* [WORK TO BE COMPLETED]: Below is a set of records; restate each one word for word.

Dataset rows about figures
## Start

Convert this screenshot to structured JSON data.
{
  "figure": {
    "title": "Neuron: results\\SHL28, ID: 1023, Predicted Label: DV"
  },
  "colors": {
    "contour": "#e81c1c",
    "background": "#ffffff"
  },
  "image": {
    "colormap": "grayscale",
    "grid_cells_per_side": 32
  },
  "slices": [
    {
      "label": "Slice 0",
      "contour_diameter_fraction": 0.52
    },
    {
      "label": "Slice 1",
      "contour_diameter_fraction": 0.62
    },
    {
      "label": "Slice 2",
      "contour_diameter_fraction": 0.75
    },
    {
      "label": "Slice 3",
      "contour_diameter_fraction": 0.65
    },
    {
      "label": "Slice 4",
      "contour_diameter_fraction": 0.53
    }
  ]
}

## End

* [SOLVED EXERCISE]:
Convert this screenshot to structured JSON data.
{
  "figure": {
    "title": "Neuron: results\\SHL28, ID: 1023, Predicted Label: DV"
  },
  "colors": {
    "contour": "#e81c1c",
    "background": "#ffffff"
  },
  "image": {
    "colormap": "grayscale",
    "grid_cells_per_side": 32
  },
  "slices": [
    {
      "label": "Slice 0",
      "contour_diameter_fraction": 0.52
    },
    {
      "label": "Slice 1",
      "contour_diameter_fraction": 0.62
    },
    {
      "label": "Slice 2",
      "contour_diameter_fraction": 0.75
    },
    {
      "label": "Slice 3",
      "contour_diameter_fraction": 0.65
    },
    {
      "label": "Slice 4",
      "contour_diameter_fraction": 0.53
    }
  ]
}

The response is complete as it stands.